» **PROBLEM DETAILS**
Convert every line of the records below into a JSON list of strings, one string per line, leaving out any blank lines.

* Start *

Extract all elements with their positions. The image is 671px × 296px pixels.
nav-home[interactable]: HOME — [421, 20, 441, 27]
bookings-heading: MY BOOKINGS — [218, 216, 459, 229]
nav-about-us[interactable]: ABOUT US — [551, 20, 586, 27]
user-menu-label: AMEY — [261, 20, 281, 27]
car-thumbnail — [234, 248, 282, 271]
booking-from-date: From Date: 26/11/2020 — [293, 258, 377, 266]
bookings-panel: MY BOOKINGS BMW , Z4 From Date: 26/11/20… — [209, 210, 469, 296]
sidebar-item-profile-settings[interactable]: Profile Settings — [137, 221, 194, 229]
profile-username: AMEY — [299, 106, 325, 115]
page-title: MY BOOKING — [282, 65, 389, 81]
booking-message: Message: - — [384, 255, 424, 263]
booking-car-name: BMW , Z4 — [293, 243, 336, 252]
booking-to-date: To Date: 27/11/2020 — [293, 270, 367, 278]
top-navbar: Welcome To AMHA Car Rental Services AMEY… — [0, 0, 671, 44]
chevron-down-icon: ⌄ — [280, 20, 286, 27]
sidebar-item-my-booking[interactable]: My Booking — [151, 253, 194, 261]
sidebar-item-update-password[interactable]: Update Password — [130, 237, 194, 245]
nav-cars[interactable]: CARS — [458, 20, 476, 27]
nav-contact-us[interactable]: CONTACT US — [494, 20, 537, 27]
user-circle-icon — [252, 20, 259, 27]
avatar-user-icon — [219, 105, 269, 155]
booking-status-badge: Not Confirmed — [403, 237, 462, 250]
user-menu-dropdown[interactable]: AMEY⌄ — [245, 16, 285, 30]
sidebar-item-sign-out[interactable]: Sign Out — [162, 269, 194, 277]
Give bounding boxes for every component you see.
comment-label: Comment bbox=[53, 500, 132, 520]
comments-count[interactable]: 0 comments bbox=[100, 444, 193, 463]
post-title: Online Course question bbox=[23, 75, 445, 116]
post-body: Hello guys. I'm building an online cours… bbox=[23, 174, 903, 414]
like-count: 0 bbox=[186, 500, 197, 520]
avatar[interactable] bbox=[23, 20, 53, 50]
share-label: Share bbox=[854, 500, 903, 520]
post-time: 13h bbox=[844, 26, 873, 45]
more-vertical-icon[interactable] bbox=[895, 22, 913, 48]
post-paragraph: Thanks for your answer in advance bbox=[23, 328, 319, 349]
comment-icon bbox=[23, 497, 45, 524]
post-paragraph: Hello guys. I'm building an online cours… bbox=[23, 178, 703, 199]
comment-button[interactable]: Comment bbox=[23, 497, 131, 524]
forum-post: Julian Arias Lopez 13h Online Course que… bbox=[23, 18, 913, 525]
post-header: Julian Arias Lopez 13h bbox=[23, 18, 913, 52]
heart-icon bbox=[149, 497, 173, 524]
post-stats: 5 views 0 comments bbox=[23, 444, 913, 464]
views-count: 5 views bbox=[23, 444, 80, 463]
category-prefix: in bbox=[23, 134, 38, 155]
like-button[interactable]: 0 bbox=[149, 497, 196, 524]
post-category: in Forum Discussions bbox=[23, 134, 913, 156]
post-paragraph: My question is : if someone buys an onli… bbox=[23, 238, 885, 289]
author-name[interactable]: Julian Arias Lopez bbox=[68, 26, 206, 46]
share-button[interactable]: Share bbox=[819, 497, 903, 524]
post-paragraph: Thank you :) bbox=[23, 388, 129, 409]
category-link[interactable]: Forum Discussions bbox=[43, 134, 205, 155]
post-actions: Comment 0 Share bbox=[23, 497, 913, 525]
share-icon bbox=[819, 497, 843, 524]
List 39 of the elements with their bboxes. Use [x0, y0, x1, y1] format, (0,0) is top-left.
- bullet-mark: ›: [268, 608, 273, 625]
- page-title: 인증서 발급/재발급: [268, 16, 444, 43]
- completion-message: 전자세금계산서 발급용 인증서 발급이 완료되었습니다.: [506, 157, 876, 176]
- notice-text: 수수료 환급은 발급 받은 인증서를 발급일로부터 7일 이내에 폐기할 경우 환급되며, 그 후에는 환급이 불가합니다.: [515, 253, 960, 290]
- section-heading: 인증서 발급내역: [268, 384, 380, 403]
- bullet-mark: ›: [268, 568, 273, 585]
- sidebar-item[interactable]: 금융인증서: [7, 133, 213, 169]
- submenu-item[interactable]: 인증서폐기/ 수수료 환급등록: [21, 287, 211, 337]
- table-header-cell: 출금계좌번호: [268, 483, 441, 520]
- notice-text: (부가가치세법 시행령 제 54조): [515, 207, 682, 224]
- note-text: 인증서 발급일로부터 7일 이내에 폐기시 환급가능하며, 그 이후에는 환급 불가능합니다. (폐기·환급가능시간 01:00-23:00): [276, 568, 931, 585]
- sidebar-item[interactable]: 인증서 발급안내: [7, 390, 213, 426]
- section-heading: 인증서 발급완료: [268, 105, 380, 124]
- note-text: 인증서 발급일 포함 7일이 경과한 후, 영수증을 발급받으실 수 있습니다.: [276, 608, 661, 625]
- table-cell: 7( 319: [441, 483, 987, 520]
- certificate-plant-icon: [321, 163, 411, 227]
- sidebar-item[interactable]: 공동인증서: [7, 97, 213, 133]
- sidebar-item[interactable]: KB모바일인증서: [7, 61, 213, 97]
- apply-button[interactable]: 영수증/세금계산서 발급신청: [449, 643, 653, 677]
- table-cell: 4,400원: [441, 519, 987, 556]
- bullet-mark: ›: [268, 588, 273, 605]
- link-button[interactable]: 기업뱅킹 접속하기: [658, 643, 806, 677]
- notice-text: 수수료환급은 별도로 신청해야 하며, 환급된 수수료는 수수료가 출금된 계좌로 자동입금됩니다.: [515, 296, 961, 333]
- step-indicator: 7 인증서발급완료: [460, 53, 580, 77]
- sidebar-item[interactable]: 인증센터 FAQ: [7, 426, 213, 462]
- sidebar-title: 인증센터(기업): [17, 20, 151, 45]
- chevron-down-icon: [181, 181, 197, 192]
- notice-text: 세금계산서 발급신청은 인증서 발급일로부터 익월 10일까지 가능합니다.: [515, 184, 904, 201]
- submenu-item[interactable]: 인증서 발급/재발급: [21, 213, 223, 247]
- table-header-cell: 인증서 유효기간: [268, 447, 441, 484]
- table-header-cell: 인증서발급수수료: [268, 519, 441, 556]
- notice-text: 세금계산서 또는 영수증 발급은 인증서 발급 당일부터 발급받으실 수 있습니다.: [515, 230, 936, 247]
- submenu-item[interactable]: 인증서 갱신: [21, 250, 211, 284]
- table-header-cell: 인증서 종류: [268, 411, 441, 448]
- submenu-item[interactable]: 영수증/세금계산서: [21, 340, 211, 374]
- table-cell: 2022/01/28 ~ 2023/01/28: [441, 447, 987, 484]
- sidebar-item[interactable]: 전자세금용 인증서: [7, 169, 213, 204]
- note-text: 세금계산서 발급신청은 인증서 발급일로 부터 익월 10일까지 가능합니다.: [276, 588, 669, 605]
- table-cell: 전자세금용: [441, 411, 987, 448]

* End *

» **RESPONSE**
[
  "Extract all elements with their positions. The image is 671px × 296px pixels.",
  "nav-home[interactable]: HOME — [421, 20, 441, 27]",
  "bookings-heading: MY BOOKINGS — [218, 216, 459, 229]",
  "nav-about-us[interactable]: ABOUT US — [551, 20, 586, 27]",
  "user-menu-label: AMEY — [261, 20, 281, 27]",
  "car-thumbnail — [234, 248, 282, 271]",
  "booking-from-date: From Date: 26/11/2020 — [293, 258, 377, 266]",
  "bookings-panel: MY BOOKINGS BMW , Z4 From Date: 26/11/20… — [209, 210, 469, 296]",
  "sidebar-item-profile-settings[interactable]: Profile Settings — [137, 221, 194, 229]",
  "profile-username: AMEY — [299, 106, 325, 115]",
  "page-title: MY BOOKING — [282, 65, 389, 81]",
  "booking-message: Message: - — [384, 255, 424, 263]",
  "booking-car-name: BMW , Z4 — [293, 243, 336, 252]",
  "booking-to-date: To Date: 27/11/2020 — [293, 270, 367, 278]",
  "top-navbar: Welcome To AMHA Car Rental Services AMEY… — [0, 0, 671, 44]",
  "chevron-down-icon: ⌄ — [280, 20, 286, 27]",
  "sidebar-item-my-booking[interactable]: My Booking — [151, 253, 194, 261]",
  "sidebar-item-update-password[interactable]: Update Password — [130, 237, 194, 245]",
  "nav-cars[interactable]: CARS — [458, 20, 476, 27]",
  "nav-contact-us[interactable]: CONTACT US — [494, 20, 537, 27]",
  "user-circle-icon — [252, 20, 259, 27]",
  "avatar-user-icon — [219, 105, 269, 155]",
  "booking-status-badge: Not Confirmed — [403, 237, 462, 250]",
  "user-menu-dropdown[interactable]: AMEY⌄ — [245, 16, 285, 30]",
  "sidebar-item-sign-out[interactable]: Sign Out — [162, 269, 194, 277]",
  "Give bounding boxes for every component you see.",
  "comment-label: Comment bbox=[53, 500, 132, 520]",
  "comments-count[interactable]: 0 comments bbox=[100, 444, 193, 463]",
  "post-title: Online Course question bbox=[23, 75, 445, 116]",
  "post-body: Hello guys. I'm building an online cours… bbox=[23, 174, 903, 414]",
  "like-count: 0 bbox=[186, 500, 197, 520]",
  "avatar[interactable] bbox=[23, 20, 53, 50]",
  "share-label: Share bbox=[854, 500, 903, 520]",
  "post-time: 13h bbox=[844, 26, 873, 45]",
  "more-vertical-icon[interactable] bbox=[895, 22, 913, 48]",
  "post-paragraph: Thanks for your answer in advance bbox=[23, 328, 319, 349]",
  "comment-icon bbox=[23, 497, 45, 524]",
  "post-paragraph: Hello guys. I'm building an online cours… bbox=[23, 178, 703, 199]",
  "comment-button[interactable]: Comment bbox=[23, 497, 131, 524]",
  "forum-post: Julian Arias Lopez 13h Online Course que… bbox=[23, 18, 913, 525]",
  "post-header: Julian Arias Lopez 13h bbox=[23, 18, 913, 52]",
  "heart-icon bbox=[149, 497, 173, 524]",
  "post-stats: 5 views 0 comments bbox=[23, 444, 913, 464]",
  "views-count: 5 views bbox=[23, 444, 80, 463]",
  "category-prefix: in bbox=[23, 134, 38, 155]",
  "like-button[interactable]: 0 bbox=[149, 497, 196, 524]",
  "post-category: in Forum Discussions bbox=[23, 134, 913, 156]",
  "post-paragraph: My question is : if someone buys an onli… bbox=[23, 238, 885, 289]",
  "author-name[interactable]: Julian Arias Lopez bbox=[68, 26, 206, 46]",
  "share-button[interactable]: Share bbox=[819, 497, 903, 524]",
  "post-paragraph: Thank you :) bbox=[23, 388, 129, 409]",
  "category-link[interactable]: Forum Discussions bbox=[43, 134, 205, 155]",
  "post-actions: Comment 0 Share bbox=[23, 497, 913, 525]",
  "share-icon bbox=[819, 497, 843, 524]",
  "List 39 of the elements with their bboxes. Use [x0, y0, x1, y1] format, (0,0) is top-left.",
  "- bullet-mark: ›: [268, 608, 273, 625]",
  "- page-title: 인증서 발급/재발급: [268, 16, 444, 43]",
  "- completion-message: 전자세금계산서 발급용 인증서 발급이 완료되었습니다.: [506, 157, 876, 176]",
  "- notice-text: 수수료 환급은 발급 받은 인증서를 발급일로부터 7일 이내에 폐기할 경우 환급되며, 그 후에는 환급이 불가합니다.: [515, 253, 960, 290]",
  "- section-heading: 인증서 발급내역: [268, 384, 380, 403]",
  "- bullet-mark: ›: [268, 568, 273, 585]",
  "- sidebar-item[interactable]: 금융인증서: [7, 133, 213, 169]",
  "- submenu-item[interactable]: 인증서폐기/ 수수료 환급등록: [21, 287, 211, 337]",
  "- table-header-cell: 출금계좌번호: [268, 483, 441, 520]",
  "- notice-text: (부가가치세법 시행령 제 54조): [515, 207, 682, 224]",
  "- note-text: 인증서 발급일로부터 7일 이내에 폐기시 환급가능하며, 그 이후에는 환급 불가능합니다. (폐기·환급가능시간 01:00-23:00): [276, 568, 931, 585]",
  "- sidebar-item[interactable]: 인증서 발급안내: [7, 390, 213, 426]",
  "- section-heading: 인증서 발급완료: [268, 105, 380, 124]",
  "- note-text: 인증서 발급일 포함 7일이 경과한 후, 영수증을 발급받으실 수 있습니다.: [276, 608, 661, 625]",
  "- table-cell: 7( 319: [441, 483, 987, 520]",
  "- certificate-plant-icon: [321, 163, 411, 227]",
  "- sidebar-item[interactable]: 공동인증서: [7, 97, 213, 133]",
  "- sidebar-item[interactable]: KB모바일인증서: [7, 61, 213, 97]",
  "- apply-button[interactable]: 영수증/세금계산서 발급신청: [449, 643, 653, 677]",
  "- table-cell: 4,400원: [441, 519, 987, 556]",
  "- bullet-mark: ›: [268, 588, 273, 605]",
  "- link-button[interactable]: 기업뱅킹 접속하기: [658, 643, 806, 677]",
  "- notice-text: 수수료환급은 별도로 신청해야 하며, 환급된 수수료는 수수료가 출금된 계좌로 자동입금됩니다.: [515, 296, 961, 333]",
  "- step-indicator: 7 인증서발급완료: [460, 53, 580, 77]",
  "- sidebar-item[interactable]: 인증센터 FAQ: [7, 426, 213, 462]",
  "- sidebar-title: 인증센터(기업): [17, 20, 151, 45]",
  "- chevron-down-icon: [181, 181, 197, 192]",
  "- notice-text: 세금계산서 발급신청은 인증서 발급일로부터 익월 10일까지 가능합니다.: [515, 184, 904, 201]",
  "- submenu-item[interactable]: 인증서 발급/재발급: [21, 213, 223, 247]",
  "- table-header-cell: 인증서 유효기간: [268, 447, 441, 484]",
  "- table-header-cell: 인증서발급수수료: [268, 519, 441, 556]",
  "- notice-text: 세금계산서 또는 영수증 발급은 인증서 발급 당일부터 발급받으실 수 있습니다.: [515, 230, 936, 247]",
  "- submenu-item[interactable]: 인증서 갱신: [21, 250, 211, 284]",
  "- table-header-cell: 인증서 종류: [268, 411, 441, 448]",
  "- submenu-item[interactable]: 영수증/세금계산서: [21, 340, 211, 374]",
  "- table-cell: 2022/01/28 ~ 2023/01/28: [441, 447, 987, 484]",
  "- sidebar-item[interactable]: 전자세금용 인증서: [7, 169, 213, 204]",
  "- note-text: 세금계산서 발급신청은 인증서 발급일로 부터 익월 10일까지 가능합니다.: [276, 588, 669, 605]",
  "- table-cell: 전자세금용: [441, 411, 987, 448]"
]